<<<<
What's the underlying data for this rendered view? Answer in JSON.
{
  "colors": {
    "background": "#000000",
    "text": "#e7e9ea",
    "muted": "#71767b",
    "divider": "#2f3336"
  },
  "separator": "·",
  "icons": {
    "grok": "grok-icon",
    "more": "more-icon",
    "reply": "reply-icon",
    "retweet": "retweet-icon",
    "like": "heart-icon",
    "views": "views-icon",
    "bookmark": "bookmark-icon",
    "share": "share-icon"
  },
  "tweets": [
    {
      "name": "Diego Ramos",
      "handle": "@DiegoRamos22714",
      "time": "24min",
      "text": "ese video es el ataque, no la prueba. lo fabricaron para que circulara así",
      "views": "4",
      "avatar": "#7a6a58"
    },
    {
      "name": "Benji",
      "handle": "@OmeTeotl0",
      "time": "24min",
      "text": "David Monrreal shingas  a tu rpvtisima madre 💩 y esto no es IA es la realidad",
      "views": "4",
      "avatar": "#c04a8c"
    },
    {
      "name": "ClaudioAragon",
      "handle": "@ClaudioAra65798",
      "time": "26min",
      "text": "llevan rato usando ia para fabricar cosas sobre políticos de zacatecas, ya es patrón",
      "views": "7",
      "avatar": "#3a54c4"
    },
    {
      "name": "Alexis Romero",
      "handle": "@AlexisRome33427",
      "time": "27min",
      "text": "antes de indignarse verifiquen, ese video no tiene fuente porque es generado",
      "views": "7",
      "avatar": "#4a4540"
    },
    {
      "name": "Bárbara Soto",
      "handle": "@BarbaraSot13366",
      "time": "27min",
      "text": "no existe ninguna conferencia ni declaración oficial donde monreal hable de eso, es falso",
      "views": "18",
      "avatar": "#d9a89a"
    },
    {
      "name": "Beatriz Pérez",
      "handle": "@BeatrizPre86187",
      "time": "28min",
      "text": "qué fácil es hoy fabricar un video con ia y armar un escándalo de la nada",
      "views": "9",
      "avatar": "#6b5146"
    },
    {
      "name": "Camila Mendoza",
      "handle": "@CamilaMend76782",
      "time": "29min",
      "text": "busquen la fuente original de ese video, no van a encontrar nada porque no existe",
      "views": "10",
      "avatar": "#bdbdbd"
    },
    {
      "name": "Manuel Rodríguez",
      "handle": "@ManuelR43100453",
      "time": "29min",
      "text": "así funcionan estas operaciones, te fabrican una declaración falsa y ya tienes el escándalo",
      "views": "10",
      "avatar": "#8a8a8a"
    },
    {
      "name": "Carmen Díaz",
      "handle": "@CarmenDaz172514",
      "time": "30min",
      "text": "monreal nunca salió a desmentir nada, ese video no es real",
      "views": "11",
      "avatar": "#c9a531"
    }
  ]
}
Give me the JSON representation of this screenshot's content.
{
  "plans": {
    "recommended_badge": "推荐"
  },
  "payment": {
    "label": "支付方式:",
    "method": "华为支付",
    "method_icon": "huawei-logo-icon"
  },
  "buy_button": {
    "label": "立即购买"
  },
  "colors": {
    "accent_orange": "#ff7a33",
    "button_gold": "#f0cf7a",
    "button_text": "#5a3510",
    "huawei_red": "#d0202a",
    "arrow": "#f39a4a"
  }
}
>>>>
• WHAT YOU WILL DO:
Every entry must be output again, exactly as written above.

• SOLUTION:
What's the underlying data for this rendered view? Answer in JSON.
{
  "colors": {
    "background": "#000000",
    "text": "#e7e9ea",
    "muted": "#71767b",
    "divider": "#2f3336"
  },
  "separator": "·",
  "icons": {
    "grok": "grok-icon",
    "more": "more-icon",
    "reply": "reply-icon",
    "retweet": "retweet-icon",
    "like": "heart-icon",
    "views": "views-icon",
    "bookmark": "bookmark-icon",
    "share": "share-icon"
  },
  "tweets": [
    {
      "name": "Diego Ramos",
      "handle": "@DiegoRamos22714",
      "time": "24min",
      "text": "ese video es el ataque, no la prueba. lo fabricaron para que circulara así",
      "views": "4",
      "avatar": "#7a6a58"
    },
    {
      "name": "Benji",
      "handle": "@OmeTeotl0",
      "time": "24min",
      "text": "David Monrreal shingas  a tu rpvtisima madre 💩 y esto no es IA es la realidad",
      "views": "4",
      "avatar": "#c04a8c"
    },
    {
      "name": "ClaudioAragon",
      "handle": "@ClaudioAra65798",
      "time": "26min",
      "text": "llevan rato usando ia para fabricar cosas sobre políticos de zacatecas, ya es patrón",
      "views": "7",
      "avatar": "#3a54c4"
    },
    {
      "name": "Alexis Romero",
      "handle": "@AlexisRome33427",
      "time": "27min",
      "text": "antes de indignarse verifiquen, ese video no tiene fuente porque es generado",
      "views": "7",
      "avatar": "#4a4540"
    },
    {
      "name": "Bárbara Soto",
      "handle": "@BarbaraSot13366",
      "time": "27min",
      "text": "no existe ninguna conferencia ni declaración oficial donde monreal hable de eso, es falso",
      "views": "18",
      "avatar": "#d9a89a"
    },
    {
      "name": "Beatriz Pérez",
      "handle": "@BeatrizPre86187",
      "time": "28min",
      "text": "qué fácil es hoy fabricar un video con ia y armar un escándalo de la nada",
      "views": "9",
      "avatar": "#6b5146"
    },
    {
      "name": "Camila Mendoza",
      "handle": "@CamilaMend76782",
      "time": "29min",
      "text": "busquen la fuente original de ese video, no van a encontrar nada porque no existe",
      "views": "10",
      "avatar": "#bdbdbd"
    },
    {
      "name": "Manuel Rodríguez",
      "handle": "@ManuelR43100453",
      "time": "29min",
      "text": "así funcionan estas operaciones, te fabrican una declaración falsa y ya tienes el escándalo",
      "views": "10",
      "avatar": "#8a8a8a"
    },
    {
      "name": "Carmen Díaz",
      "handle": "@CarmenDaz172514",
      "time": "30min",
      "text": "monreal nunca salió a desmentir nada, ese video no es real",
      "views": "11",
      "avatar": "#c9a531"
    }
  ]
}
Give me the JSON representation of this screenshot's content.
{
  "plans": {
    "recommended_badge": "推荐"
  },
  "payment": {
    "label": "支付方式:",
    "method": "华为支付",
    "method_icon": "huawei-logo-icon"
  },
  "buy_button": {
    "label": "立即购买"
  },
  "colors": {
    "accent_orange": "#ff7a33",
    "button_gold": "#f0cf7a",
    "button_text": "#5a3510",
    "huawei_red": "#d0202a",
    "arrow": "#f39a4a"
  }
}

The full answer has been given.